═══ GIVEN ENTRIES
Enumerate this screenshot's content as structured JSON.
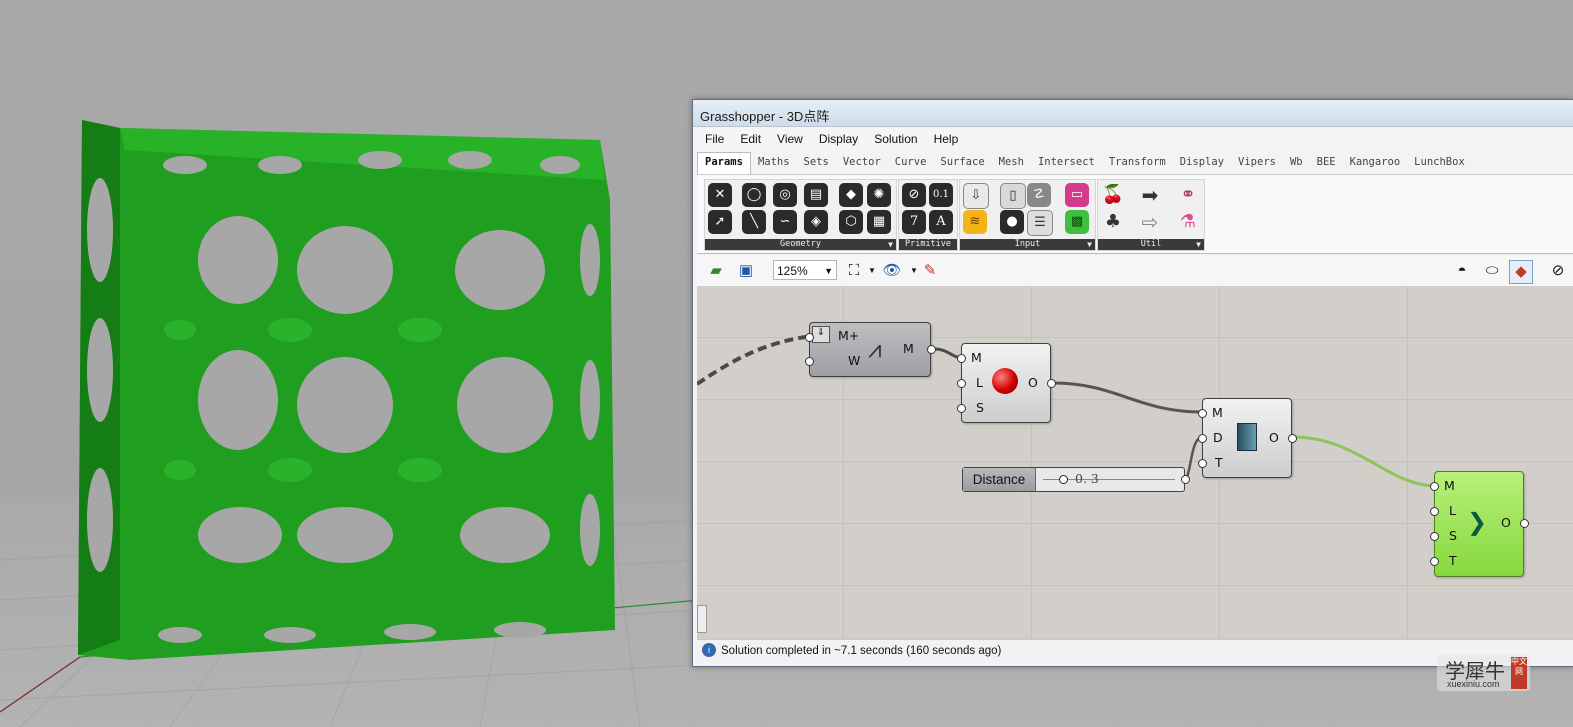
{
  "window": {
    "title": "Grasshopper - 3D点阵"
  },
  "menu": [
    "File",
    "Edit",
    "View",
    "Display",
    "Solution",
    "Help"
  ],
  "tabs": [
    "Params",
    "Maths",
    "Sets",
    "Vector",
    "Curve",
    "Surface",
    "Mesh",
    "Intersect",
    "Transform",
    "Display",
    "Vipers",
    "Wb",
    "BEE",
    "Kangaroo",
    "LunchBox"
  ],
  "active_tab": "Params",
  "ribbon_groups": {
    "geometry": "Geometry",
    "primitive": "Primitive",
    "input": "Input",
    "util": "Util"
  },
  "primitive_icons": {
    "integer": "7",
    "text": "A",
    "number": "0.1"
  },
  "toolbar": {
    "zoom": "125%"
  },
  "components": {
    "mesh_join": {
      "inputs": [
        "M+",
        "W"
      ],
      "output": "M"
    },
    "smooth_mesh": {
      "inputs": [
        "M",
        "L",
        "S"
      ],
      "output": "O"
    },
    "thicken": {
      "inputs": [
        "M",
        "D",
        "T"
      ],
      "output": "O"
    },
    "subdivide": {
      "inputs": [
        "M",
        "L",
        "S",
        "T"
      ],
      "output": "O"
    }
  },
  "slider": {
    "label": "Distance",
    "value": "0. 3"
  },
  "status": {
    "text": "Solution completed in ~7.1 seconds (160 seconds ago)"
  },
  "watermark": {
    "chinese": "学犀牛",
    "url": "xuexiniu.com",
    "badge": "中文网"
  },
  "colors": {
    "mesh_green": "#1aa31a",
    "component_green": "#9ae45a",
    "wire_active": "#8ec45a"
  }
}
══════
● **GOAL OF THE EXERCISE**: Except for the pictures, copy the material above exactly.

● **SOLUTION FOR THIS PROBLEM**:
Enumerate this screenshot's content as structured JSON.
{
  "window": {
    "title": "Grasshopper - 3D点阵"
  },
  "menu": [
    "File",
    "Edit",
    "View",
    "Display",
    "Solution",
    "Help"
  ],
  "tabs": [
    "Params",
    "Maths",
    "Sets",
    "Vector",
    "Curve",
    "Surface",
    "Mesh",
    "Intersect",
    "Transform",
    "Display",
    "Vipers",
    "Wb",
    "BEE",
    "Kangaroo",
    "LunchBox"
  ],
  "active_tab": "Params",
  "ribbon_groups": {
    "geometry": "Geometry",
    "primitive": "Primitive",
    "input": "Input",
    "util": "Util"
  },
  "primitive_icons": {
    "integer": "7",
    "text": "A",
    "number": "0.1"
  },
  "toolbar": {
    "zoom": "125%"
  },
  "components": {
    "mesh_join": {
      "inputs": [
        "M+",
        "W"
      ],
      "output": "M"
    },
    "smooth_mesh": {
      "inputs": [
        "M",
        "L",
        "S"
      ],
      "output": "O"
    },
    "thicken": {
      "inputs": [
        "M",
        "D",
        "T"
      ],
      "output": "O"
    },
    "subdivide": {
      "inputs": [
        "M",
        "L",
        "S",
        "T"
      ],
      "output": "O"
    }
  },
  "slider": {
    "label": "Distance",
    "value": "0. 3"
  },
  "status": {
    "text": "Solution completed in ~7.1 seconds (160 seconds ago)"
  },
  "watermark": {
    "chinese": "学犀牛",
    "url": "xuexiniu.com",
    "badge": "中文网"
  },
  "colors": {
    "mesh_green": "#1aa31a",
    "component_green": "#9ae45a",
    "wire_active": "#8ec45a"
  }
}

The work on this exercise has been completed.